Collected data:
━━━━━━━━━━━━━━━━━━━━

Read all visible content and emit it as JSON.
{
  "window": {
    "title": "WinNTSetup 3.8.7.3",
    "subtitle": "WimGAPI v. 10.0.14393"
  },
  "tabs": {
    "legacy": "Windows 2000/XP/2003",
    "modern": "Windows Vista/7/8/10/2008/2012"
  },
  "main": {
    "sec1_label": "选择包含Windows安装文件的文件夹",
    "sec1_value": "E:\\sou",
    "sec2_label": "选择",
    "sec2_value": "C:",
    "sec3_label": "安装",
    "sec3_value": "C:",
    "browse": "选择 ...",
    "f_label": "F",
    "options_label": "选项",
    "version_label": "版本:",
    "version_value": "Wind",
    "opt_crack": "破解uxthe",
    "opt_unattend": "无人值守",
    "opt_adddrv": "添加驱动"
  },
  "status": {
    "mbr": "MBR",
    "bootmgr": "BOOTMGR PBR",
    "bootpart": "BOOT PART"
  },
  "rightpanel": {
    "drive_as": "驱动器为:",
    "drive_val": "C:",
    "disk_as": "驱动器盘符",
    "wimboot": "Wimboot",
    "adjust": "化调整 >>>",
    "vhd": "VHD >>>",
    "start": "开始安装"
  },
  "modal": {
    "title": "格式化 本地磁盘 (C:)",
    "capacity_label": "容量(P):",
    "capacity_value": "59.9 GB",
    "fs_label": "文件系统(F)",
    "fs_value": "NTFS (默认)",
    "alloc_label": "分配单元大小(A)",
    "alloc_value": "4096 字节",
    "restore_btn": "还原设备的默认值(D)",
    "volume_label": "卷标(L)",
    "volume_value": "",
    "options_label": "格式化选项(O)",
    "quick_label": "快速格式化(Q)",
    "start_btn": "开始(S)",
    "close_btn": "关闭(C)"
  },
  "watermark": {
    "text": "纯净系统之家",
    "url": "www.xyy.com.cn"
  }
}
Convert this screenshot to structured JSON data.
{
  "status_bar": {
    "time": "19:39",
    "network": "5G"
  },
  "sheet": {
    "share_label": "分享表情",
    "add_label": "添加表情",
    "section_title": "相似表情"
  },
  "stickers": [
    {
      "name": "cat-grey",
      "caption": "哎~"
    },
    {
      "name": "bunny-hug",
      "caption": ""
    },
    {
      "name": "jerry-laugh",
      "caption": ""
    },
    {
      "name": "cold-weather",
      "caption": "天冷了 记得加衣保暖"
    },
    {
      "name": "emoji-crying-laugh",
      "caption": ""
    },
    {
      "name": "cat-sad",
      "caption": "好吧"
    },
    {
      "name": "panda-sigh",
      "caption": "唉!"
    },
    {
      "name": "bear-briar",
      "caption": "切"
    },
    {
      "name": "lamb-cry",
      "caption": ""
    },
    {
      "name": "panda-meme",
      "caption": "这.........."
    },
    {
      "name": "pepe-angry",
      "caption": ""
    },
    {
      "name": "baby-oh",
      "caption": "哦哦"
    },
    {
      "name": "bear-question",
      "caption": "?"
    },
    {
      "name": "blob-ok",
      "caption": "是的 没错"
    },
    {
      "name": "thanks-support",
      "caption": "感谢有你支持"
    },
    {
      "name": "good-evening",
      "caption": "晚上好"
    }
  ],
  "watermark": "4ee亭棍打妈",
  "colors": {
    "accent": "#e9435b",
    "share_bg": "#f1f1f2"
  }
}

━━━━━━━━━━━━━━━━━━━━

Task instructions.
Recite the full listing above exactly.

Task solution.
Read all visible content and emit it as JSON.
{
  "window": {
    "title": "WinNTSetup 3.8.7.3",
    "subtitle": "WimGAPI v. 10.0.14393"
  },
  "tabs": {
    "legacy": "Windows 2000/XP/2003",
    "modern": "Windows Vista/7/8/10/2008/2012"
  },
  "main": {
    "sec1_label": "选择包含Windows安装文件的文件夹",
    "sec1_value": "E:\\sou",
    "sec2_label": "选择",
    "sec2_value": "C:",
    "sec3_label": "安装",
    "sec3_value": "C:",
    "browse": "选择 ...",
    "f_label": "F",
    "options_label": "选项",
    "version_label": "版本:",
    "version_value": "Wind",
    "opt_crack": "破解uxthe",
    "opt_unattend": "无人值守",
    "opt_adddrv": "添加驱动"
  },
  "status": {
    "mbr": "MBR",
    "bootmgr": "BOOTMGR PBR",
    "bootpart": "BOOT PART"
  },
  "rightpanel": {
    "drive_as": "驱动器为:",
    "drive_val": "C:",
    "disk_as": "驱动器盘符",
    "wimboot": "Wimboot",
    "adjust": "化调整 >>>",
    "vhd": "VHD >>>",
    "start": "开始安装"
  },
  "modal": {
    "title": "格式化 本地磁盘 (C:)",
    "capacity_label": "容量(P):",
    "capacity_value": "59.9 GB",
    "fs_label": "文件系统(F)",
    "fs_value": "NTFS (默认)",
    "alloc_label": "分配单元大小(A)",
    "alloc_value": "4096 字节",
    "restore_btn": "还原设备的默认值(D)",
    "volume_label": "卷标(L)",
    "volume_value": "",
    "options_label": "格式化选项(O)",
    "quick_label": "快速格式化(Q)",
    "start_btn": "开始(S)",
    "close_btn": "关闭(C)"
  },
  "watermark": {
    "text": "纯净系统之家",
    "url": "www.xyy.com.cn"
  }
}
Convert this screenshot to structured JSON data.
{
  "status_bar": {
    "time": "19:39",
    "network": "5G"
  },
  "sheet": {
    "share_label": "分享表情",
    "add_label": "添加表情",
    "section_title": "相似表情"
  },
  "stickers": [
    {
      "name": "cat-grey",
      "caption": "哎~"
    },
    {
      "name": "bunny-hug",
      "caption": ""
    },
    {
      "name": "jerry-laugh",
      "caption": ""
    },
    {
      "name": "cold-weather",
      "caption": "天冷了 记得加衣保暖"
    },
    {
      "name": "emoji-crying-laugh",
      "caption": ""
    },
    {
      "name": "cat-sad",
      "caption": "好吧"
    },
    {
      "name": "panda-sigh",
      "caption": "唉!"
    },
    {
      "name": "bear-briar",
      "caption": "切"
    },
    {
      "name": "lamb-cry",
      "caption": ""
    },
    {
      "name": "panda-meme",
      "caption": "这.........."
    },
    {
      "name": "pepe-angry",
      "caption": ""
    },
    {
      "name": "baby-oh",
      "caption": "哦哦"
    },
    {
      "name": "bear-question",
      "caption": "?"
    },
    {
      "name": "blob-ok",
      "caption": "是的 没错"
    },
    {
      "name": "thanks-support",
      "caption": "感谢有你支持"
    },
    {
      "name": "good-evening",
      "caption": "晚上好"
    }
  ],
  "watermark": "4ee亭棍打妈",
  "colors": {
    "accent": "#e9435b",
    "share_bg": "#f1f1f2"
  }
}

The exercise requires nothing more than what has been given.